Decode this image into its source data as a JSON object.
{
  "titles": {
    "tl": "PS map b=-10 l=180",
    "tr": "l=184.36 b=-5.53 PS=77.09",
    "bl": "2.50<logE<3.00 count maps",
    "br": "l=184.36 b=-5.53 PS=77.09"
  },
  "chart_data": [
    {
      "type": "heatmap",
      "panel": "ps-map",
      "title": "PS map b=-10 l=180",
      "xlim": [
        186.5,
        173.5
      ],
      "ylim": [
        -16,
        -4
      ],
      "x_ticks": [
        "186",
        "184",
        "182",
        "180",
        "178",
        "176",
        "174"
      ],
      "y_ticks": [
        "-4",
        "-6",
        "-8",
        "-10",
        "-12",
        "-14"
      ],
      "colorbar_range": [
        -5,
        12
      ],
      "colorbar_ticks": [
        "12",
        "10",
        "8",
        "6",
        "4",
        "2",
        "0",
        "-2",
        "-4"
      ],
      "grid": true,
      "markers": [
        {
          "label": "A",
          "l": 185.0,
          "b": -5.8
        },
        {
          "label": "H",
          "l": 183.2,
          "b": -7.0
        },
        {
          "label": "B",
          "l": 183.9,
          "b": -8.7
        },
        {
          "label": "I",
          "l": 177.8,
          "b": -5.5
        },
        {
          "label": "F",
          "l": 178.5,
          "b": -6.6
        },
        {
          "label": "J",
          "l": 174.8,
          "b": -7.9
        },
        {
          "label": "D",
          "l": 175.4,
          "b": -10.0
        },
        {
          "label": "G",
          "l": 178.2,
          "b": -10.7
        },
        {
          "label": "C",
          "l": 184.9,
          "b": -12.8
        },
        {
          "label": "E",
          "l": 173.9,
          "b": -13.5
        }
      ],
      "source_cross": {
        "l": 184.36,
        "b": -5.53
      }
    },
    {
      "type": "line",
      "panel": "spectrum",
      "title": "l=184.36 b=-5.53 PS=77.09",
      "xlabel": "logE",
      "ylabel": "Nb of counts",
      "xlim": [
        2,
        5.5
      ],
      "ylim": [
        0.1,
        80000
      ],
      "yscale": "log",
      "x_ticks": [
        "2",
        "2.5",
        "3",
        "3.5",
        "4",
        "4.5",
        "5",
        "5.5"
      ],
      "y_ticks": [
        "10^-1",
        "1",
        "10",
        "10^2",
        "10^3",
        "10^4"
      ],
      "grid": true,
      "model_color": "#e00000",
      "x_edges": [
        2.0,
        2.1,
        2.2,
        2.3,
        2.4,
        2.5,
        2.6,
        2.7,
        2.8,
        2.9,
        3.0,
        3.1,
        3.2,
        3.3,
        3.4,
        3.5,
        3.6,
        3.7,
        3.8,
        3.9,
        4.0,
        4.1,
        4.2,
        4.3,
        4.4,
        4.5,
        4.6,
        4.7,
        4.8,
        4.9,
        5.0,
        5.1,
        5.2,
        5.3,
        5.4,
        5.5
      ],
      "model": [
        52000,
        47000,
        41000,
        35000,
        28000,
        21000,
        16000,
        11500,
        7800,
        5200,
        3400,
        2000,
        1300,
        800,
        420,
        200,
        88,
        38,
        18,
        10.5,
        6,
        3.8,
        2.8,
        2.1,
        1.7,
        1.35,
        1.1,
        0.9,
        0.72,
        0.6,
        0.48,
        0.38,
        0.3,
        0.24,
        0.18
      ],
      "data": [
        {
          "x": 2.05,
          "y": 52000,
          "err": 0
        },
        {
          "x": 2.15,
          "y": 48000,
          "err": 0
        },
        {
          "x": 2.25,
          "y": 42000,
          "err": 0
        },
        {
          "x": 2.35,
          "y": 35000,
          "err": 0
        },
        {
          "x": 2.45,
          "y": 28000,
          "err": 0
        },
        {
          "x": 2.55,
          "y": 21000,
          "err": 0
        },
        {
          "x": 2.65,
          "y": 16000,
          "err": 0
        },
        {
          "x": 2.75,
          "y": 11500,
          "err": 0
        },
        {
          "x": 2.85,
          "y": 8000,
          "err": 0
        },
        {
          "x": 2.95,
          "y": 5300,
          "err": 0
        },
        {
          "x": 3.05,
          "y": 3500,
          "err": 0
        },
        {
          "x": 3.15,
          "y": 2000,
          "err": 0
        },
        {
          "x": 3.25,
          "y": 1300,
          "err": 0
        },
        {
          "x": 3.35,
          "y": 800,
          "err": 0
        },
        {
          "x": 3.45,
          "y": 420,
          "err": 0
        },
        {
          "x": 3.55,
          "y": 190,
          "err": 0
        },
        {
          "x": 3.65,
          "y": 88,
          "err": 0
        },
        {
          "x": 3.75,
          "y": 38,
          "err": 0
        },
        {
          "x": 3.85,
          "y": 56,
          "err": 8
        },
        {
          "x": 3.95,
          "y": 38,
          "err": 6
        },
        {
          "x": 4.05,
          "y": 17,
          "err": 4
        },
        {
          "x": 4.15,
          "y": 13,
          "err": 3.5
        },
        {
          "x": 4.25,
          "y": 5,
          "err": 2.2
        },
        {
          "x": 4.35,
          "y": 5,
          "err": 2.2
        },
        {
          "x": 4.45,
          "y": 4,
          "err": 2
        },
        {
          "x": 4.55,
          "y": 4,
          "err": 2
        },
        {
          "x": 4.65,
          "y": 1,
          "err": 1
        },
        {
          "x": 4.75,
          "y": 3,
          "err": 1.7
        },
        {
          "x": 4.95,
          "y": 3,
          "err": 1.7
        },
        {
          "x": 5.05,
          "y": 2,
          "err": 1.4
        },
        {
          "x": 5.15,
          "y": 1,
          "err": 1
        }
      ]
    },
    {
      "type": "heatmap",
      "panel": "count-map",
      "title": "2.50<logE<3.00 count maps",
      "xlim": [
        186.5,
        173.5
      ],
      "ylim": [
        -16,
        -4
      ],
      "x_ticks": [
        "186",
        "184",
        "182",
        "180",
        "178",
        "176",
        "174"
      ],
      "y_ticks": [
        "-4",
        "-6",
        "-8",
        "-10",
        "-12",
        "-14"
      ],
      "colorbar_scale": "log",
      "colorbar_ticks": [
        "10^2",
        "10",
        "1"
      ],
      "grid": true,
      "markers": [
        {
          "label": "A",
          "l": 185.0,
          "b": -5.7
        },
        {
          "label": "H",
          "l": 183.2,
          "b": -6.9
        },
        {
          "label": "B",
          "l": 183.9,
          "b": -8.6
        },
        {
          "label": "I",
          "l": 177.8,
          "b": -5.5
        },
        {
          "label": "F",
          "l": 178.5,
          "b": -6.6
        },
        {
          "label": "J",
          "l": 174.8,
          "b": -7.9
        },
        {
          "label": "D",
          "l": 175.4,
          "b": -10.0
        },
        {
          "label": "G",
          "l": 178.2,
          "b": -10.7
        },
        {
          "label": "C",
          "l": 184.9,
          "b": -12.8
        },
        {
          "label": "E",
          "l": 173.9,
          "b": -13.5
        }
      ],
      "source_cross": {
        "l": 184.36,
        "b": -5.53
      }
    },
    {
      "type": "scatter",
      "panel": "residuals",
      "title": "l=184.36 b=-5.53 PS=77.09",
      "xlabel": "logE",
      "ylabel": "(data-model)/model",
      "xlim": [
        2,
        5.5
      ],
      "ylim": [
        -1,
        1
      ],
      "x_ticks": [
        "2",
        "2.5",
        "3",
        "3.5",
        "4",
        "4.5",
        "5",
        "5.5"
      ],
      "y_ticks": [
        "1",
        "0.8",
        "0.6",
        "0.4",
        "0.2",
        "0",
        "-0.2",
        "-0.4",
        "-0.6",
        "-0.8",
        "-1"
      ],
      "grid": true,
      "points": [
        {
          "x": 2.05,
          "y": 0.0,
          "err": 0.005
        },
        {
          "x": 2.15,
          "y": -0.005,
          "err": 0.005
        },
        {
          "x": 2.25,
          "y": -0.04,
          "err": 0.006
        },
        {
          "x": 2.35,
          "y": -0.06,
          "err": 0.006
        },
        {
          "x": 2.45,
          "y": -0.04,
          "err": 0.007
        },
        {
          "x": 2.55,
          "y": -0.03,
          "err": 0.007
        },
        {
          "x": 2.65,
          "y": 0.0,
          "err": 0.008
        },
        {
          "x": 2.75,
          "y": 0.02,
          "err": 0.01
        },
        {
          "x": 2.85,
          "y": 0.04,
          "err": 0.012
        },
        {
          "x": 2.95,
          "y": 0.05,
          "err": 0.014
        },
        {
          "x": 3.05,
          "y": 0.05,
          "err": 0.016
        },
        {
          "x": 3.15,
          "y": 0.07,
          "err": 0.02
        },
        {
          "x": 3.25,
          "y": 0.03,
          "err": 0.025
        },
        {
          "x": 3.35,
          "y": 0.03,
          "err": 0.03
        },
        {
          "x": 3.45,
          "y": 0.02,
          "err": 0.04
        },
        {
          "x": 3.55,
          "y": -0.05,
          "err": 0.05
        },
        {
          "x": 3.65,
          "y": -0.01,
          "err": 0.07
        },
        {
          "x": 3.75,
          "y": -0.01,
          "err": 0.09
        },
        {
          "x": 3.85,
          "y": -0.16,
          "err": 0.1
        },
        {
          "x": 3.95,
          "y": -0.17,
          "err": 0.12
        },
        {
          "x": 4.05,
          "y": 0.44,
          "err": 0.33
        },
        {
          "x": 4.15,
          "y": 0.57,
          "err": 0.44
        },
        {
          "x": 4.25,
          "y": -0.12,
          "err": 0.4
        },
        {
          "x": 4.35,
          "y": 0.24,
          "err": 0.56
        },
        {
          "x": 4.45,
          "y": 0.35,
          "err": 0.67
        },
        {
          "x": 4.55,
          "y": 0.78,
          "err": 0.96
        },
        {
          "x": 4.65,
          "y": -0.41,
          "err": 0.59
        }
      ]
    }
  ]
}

------------------------------------------------

Looking back at the lines above, state how many contain the word "type", and supply nothing besides the number.

4